• [What this task involves]: Identify all lines of the data containing the string "jeunes" and copy them.
Recorded information start
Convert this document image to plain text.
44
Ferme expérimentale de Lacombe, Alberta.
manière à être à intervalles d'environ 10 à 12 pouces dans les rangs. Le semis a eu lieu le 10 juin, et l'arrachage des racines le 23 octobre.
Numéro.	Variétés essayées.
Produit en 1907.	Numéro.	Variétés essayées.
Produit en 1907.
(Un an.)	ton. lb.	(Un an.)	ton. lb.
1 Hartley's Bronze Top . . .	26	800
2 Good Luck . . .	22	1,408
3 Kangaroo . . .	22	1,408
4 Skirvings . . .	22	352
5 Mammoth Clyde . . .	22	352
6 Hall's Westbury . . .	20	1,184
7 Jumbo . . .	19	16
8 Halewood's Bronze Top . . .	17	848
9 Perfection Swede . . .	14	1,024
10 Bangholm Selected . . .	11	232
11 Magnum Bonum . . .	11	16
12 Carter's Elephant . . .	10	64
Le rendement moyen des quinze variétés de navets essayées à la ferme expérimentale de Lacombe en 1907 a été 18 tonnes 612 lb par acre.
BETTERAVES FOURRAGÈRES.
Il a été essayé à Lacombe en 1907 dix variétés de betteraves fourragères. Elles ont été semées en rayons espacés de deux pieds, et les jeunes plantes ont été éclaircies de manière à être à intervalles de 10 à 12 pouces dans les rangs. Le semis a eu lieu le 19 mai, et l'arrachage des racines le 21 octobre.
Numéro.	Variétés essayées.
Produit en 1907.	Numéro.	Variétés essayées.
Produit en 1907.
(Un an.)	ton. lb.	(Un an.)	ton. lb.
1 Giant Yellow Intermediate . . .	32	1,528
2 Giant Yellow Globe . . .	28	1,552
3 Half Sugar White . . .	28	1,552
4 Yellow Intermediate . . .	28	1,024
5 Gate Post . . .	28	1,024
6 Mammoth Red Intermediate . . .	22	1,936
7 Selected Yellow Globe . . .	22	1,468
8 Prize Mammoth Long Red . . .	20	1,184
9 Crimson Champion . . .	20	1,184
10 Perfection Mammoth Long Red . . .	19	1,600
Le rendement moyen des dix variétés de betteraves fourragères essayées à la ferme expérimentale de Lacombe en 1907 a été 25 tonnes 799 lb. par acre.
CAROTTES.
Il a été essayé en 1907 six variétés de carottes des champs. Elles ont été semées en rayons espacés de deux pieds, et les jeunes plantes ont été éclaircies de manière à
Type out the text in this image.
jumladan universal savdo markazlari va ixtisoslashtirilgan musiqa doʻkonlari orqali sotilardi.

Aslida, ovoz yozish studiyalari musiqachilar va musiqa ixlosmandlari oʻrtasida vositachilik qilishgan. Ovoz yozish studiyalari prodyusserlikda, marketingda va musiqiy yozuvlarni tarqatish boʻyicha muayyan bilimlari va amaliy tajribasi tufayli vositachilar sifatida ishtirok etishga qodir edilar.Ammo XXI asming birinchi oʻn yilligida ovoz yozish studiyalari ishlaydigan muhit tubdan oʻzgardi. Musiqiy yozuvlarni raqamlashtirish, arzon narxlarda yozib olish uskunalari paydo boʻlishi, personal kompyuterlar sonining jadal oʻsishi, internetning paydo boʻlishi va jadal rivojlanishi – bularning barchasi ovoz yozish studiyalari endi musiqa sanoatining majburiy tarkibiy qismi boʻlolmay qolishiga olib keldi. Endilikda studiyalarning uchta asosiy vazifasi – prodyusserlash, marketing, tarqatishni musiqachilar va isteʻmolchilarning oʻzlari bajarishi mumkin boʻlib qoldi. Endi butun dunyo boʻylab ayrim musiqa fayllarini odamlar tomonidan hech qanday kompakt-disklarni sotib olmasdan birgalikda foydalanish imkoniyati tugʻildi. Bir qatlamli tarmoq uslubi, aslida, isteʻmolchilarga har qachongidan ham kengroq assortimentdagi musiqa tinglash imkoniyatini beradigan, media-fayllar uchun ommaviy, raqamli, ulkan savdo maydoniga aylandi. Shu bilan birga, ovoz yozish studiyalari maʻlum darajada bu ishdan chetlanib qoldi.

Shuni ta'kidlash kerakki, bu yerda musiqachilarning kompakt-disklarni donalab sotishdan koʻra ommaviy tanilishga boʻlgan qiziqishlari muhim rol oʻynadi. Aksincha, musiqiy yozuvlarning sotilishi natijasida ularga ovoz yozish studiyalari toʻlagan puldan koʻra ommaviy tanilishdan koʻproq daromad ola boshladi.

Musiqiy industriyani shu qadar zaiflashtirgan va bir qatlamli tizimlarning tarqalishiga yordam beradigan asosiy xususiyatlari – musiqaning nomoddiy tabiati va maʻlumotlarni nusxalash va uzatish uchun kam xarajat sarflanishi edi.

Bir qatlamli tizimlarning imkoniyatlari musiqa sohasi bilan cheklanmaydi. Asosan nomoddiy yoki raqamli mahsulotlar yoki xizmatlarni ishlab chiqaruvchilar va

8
Recorded information end
• [Output]:
Il a été essayé à Lacombe en 1907 dix variétés de betteraves fourragères. Elles ont été semées en rayons espacés de deux pieds, et les jeunes plantes ont été éclaircies de manière à être à intervalles de 10 à 12 pouces dans les rangs. Le semis a eu lieu le 19 mai, et l'arrachage des racines le 21 octobre.
Il a été essayé en 1907 six variétés de carottes des champs. Elles ont été semées en rayons espacés de deux pieds, et les jeunes plantes ont été éclaircies de manière à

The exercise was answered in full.